What to produce
Could you print all the entries exactly?

Record set
________

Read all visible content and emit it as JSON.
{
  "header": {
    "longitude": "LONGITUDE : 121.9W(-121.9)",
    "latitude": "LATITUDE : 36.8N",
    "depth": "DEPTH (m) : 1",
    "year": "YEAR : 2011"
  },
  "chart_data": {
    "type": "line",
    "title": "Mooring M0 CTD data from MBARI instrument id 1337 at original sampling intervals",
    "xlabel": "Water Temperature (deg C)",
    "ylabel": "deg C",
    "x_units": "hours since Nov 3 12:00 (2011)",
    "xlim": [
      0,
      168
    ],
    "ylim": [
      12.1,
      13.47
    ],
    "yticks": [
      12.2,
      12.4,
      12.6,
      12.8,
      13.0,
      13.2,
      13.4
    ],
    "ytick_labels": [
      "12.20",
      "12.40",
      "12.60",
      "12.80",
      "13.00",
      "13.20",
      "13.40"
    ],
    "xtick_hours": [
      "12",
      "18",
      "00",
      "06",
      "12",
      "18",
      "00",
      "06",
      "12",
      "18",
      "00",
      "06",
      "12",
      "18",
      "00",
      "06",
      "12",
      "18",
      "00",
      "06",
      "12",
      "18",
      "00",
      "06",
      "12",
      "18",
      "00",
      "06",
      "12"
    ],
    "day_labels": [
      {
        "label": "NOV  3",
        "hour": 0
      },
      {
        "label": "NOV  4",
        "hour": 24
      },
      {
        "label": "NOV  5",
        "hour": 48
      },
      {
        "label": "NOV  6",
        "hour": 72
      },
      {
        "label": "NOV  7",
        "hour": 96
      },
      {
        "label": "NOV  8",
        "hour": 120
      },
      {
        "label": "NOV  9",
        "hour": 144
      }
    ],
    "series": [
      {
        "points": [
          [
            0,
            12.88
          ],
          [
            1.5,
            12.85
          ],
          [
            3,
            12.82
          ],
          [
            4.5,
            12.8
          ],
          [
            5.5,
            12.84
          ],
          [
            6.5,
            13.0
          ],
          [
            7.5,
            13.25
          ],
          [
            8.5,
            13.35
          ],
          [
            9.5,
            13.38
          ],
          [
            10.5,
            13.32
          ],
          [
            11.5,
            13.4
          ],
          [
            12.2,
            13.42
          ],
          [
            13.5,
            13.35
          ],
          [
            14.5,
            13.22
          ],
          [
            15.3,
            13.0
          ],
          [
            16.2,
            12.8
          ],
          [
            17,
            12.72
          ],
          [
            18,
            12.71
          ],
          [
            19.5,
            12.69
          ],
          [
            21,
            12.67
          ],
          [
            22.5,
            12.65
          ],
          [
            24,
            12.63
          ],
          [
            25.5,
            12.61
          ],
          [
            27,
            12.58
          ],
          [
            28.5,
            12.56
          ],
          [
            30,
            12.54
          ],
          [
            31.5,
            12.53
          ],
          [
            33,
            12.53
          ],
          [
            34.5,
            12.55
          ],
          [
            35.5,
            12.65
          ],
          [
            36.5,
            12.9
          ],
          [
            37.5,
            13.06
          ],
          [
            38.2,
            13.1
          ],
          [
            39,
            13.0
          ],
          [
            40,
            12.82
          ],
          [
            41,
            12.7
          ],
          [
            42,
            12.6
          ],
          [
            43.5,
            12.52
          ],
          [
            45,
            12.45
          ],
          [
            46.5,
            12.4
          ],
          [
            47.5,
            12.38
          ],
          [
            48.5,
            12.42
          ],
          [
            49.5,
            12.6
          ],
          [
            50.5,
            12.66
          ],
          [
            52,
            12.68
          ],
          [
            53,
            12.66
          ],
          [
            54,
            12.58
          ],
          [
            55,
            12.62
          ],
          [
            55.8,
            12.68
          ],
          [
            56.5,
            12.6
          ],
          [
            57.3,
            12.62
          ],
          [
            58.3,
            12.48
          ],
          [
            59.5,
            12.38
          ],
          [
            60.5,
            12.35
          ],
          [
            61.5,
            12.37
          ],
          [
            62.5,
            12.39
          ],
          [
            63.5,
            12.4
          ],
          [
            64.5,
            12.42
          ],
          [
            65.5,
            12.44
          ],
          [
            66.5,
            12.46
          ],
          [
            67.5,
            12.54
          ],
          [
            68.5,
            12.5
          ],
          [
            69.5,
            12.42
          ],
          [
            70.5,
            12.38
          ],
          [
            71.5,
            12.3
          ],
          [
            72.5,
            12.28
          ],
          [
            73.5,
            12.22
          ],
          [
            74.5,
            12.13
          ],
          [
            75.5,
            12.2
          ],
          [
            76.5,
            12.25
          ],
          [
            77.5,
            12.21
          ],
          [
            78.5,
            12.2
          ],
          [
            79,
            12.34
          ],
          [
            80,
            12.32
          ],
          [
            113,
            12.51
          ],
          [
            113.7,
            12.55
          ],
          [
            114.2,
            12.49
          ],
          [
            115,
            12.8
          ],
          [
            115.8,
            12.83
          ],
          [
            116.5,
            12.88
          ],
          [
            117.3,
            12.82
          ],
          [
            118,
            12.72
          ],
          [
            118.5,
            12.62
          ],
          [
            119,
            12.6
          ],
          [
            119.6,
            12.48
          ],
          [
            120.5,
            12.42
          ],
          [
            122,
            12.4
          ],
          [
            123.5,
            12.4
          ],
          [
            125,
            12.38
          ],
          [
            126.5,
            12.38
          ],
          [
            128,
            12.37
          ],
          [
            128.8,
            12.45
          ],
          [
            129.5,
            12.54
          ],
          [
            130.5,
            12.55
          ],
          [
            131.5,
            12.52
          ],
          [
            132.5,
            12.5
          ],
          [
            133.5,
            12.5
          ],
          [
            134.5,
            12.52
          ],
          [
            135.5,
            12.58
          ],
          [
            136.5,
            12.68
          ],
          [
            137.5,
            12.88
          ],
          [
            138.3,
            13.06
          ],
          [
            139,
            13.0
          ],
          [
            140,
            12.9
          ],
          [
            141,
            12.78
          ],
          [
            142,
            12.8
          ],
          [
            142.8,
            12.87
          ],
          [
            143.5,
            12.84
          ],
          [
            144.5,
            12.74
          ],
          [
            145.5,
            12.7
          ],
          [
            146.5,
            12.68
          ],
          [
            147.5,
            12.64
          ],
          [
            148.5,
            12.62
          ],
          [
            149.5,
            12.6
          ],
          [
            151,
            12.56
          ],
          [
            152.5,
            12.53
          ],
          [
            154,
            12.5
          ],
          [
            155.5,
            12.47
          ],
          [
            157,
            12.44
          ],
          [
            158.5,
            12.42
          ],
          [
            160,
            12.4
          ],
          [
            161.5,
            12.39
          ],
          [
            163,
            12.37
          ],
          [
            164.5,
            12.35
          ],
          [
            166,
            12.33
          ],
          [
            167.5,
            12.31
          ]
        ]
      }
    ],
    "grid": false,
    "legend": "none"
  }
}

________

Full answer
Read all visible content and emit it as JSON.
{
  "header": {
    "longitude": "LONGITUDE : 121.9W(-121.9)",
    "latitude": "LATITUDE : 36.8N",
    "depth": "DEPTH (m) : 1",
    "year": "YEAR : 2011"
  },
  "chart_data": {
    "type": "line",
    "title": "Mooring M0 CTD data from MBARI instrument id 1337 at original sampling intervals",
    "xlabel": "Water Temperature (deg C)",
    "ylabel": "deg C",
    "x_units": "hours since Nov 3 12:00 (2011)",
    "xlim": [
      0,
      168
    ],
    "ylim": [
      12.1,
      13.47
    ],
    "yticks": [
      12.2,
      12.4,
      12.6,
      12.8,
      13.0,
      13.2,
      13.4
    ],
    "ytick_labels": [
      "12.20",
      "12.40",
      "12.60",
      "12.80",
      "13.00",
      "13.20",
      "13.40"
    ],
    "xtick_hours": [
      "12",
      "18",
      "00",
      "06",
      "12",
      "18",
      "00",
      "06",
      "12",
      "18",
      "00",
      "06",
      "12",
      "18",
      "00",
      "06",
      "12",
      "18",
      "00",
      "06",
      "12",
      "18",
      "00",
      "06",
      "12",
      "18",
      "00",
      "06",
      "12"
    ],
    "day_labels": [
      {
        "label": "NOV  3",
        "hour": 0
      },
      {
        "label": "NOV  4",
        "hour": 24
      },
      {
        "label": "NOV  5",
        "hour": 48
      },
      {
        "label": "NOV  6",
        "hour": 72
      },
      {
        "label": "NOV  7",
        "hour": 96
      },
      {
        "label": "NOV  8",
        "hour": 120
      },
      {
        "label": "NOV  9",
        "hour": 144
      }
    ],
    "series": [
      {
        "points": [
          [
            0,
            12.88
          ],
          [
            1.5,
            12.85
          ],
          [
            3,
            12.82
          ],
          [
            4.5,
            12.8
          ],
          [
            5.5,
            12.84
          ],
          [
            6.5,
            13.0
          ],
          [
            7.5,
            13.25
          ],
          [
            8.5,
            13.35
          ],
          [
            9.5,
            13.38
          ],
          [
            10.5,
            13.32
          ],
          [
            11.5,
            13.4
          ],
          [
            12.2,
            13.42
          ],
          [
            13.5,
            13.35
          ],
          [
            14.5,
            13.22
          ],
          [
            15.3,
            13.0
          ],
          [
            16.2,
            12.8
          ],
          [
            17,
            12.72
          ],
          [
            18,
            12.71
          ],
          [
            19.5,
            12.69
          ],
          [
            21,
            12.67
          ],
          [
            22.5,
            12.65
          ],
          [
            24,
            12.63
          ],
          [
            25.5,
            12.61
          ],
          [
            27,
            12.58
          ],
          [
            28.5,
            12.56
          ],
          [
            30,
            12.54
          ],
          [
            31.5,
            12.53
          ],
          [
            33,
            12.53
          ],
          [
            34.5,
            12.55
          ],
          [
            35.5,
            12.65
          ],
          [
            36.5,
            12.9
          ],
          [
            37.5,
            13.06
          ],
          [
            38.2,
            13.1
          ],
          [
            39,
            13.0
          ],
          [
            40,
            12.82
          ],
          [
            41,
            12.7
          ],
          [
            42,
            12.6
          ],
          [
            43.5,
            12.52
          ],
          [
            45,
            12.45
          ],
          [
            46.5,
            12.4
          ],
          [
            47.5,
            12.38
          ],
          [
            48.5,
            12.42
          ],
          [
            49.5,
            12.6
          ],
          [
            50.5,
            12.66
          ],
          [
            52,
            12.68
          ],
          [
            53,
            12.66
          ],
          [
            54,
            12.58
          ],
          [
            55,
            12.62
          ],
          [
            55.8,
            12.68
          ],
          [
            56.5,
            12.6
          ],
          [
            57.3,
            12.62
          ],
          [
            58.3,
            12.48
          ],
          [
            59.5,
            12.38
          ],
          [
            60.5,
            12.35
          ],
          [
            61.5,
            12.37
          ],
          [
            62.5,
            12.39
          ],
          [
            63.5,
            12.4
          ],
          [
            64.5,
            12.42
          ],
          [
            65.5,
            12.44
          ],
          [
            66.5,
            12.46
          ],
          [
            67.5,
            12.54
          ],
          [
            68.5,
            12.5
          ],
          [
            69.5,
            12.42
          ],
          [
            70.5,
            12.38
          ],
          [
            71.5,
            12.3
          ],
          [
            72.5,
            12.28
          ],
          [
            73.5,
            12.22
          ],
          [
            74.5,
            12.13
          ],
          [
            75.5,
            12.2
          ],
          [
            76.5,
            12.25
          ],
          [
            77.5,
            12.21
          ],
          [
            78.5,
            12.2
          ],
          [
            79,
            12.34
          ],
          [
            80,
            12.32
          ],
          [
            113,
            12.51
          ],
          [
            113.7,
            12.55
          ],
          [
            114.2,
            12.49
          ],
          [
            115,
            12.8
          ],
          [
            115.8,
            12.83
          ],
          [
            116.5,
            12.88
          ],
          [
            117.3,
            12.82
          ],
          [
            118,
            12.72
          ],
          [
            118.5,
            12.62
          ],
          [
            119,
            12.6
          ],
          [
            119.6,
            12.48
          ],
          [
            120.5,
            12.42
          ],
          [
            122,
            12.4
          ],
          [
            123.5,
            12.4
          ],
          [
            125,
            12.38
          ],
          [
            126.5,
            12.38
          ],
          [
            128,
            12.37
          ],
          [
            128.8,
            12.45
          ],
          [
            129.5,
            12.54
          ],
          [
            130.5,
            12.55
          ],
          [
            131.5,
            12.52
          ],
          [
            132.5,
            12.5
          ],
          [
            133.5,
            12.5
          ],
          [
            134.5,
            12.52
          ],
          [
            135.5,
            12.58
          ],
          [
            136.5,
            12.68
          ],
          [
            137.5,
            12.88
          ],
          [
            138.3,
            13.06
          ],
          [
            139,
            13.0
          ],
          [
            140,
            12.9
          ],
          [
            141,
            12.78
          ],
          [
            142,
            12.8
          ],
          [
            142.8,
            12.87
          ],
          [
            143.5,
            12.84
          ],
          [
            144.5,
            12.74
          ],
          [
            145.5,
            12.7
          ],
          [
            146.5,
            12.68
          ],
          [
            147.5,
            12.64
          ],
          [
            148.5,
            12.62
          ],
          [
            149.5,
            12.6
          ],
          [
            151,
            12.56
          ],
          [
            152.5,
            12.53
          ],
          [
            154,
            12.5
          ],
          [
            155.5,
            12.47
          ],
          [
            157,
            12.44
          ],
          [
            158.5,
            12.42
          ],
          [
            160,
            12.4
          ],
          [
            161.5,
            12.39
          ],
          [
            163,
            12.37
          ],
          [
            164.5,
            12.35
          ],
          [
            166,
            12.33
          ],
          [
            167.5,
            12.31
          ]
        ]
      }
    ],
    "grid": false,
    "legend": "none"
  }
}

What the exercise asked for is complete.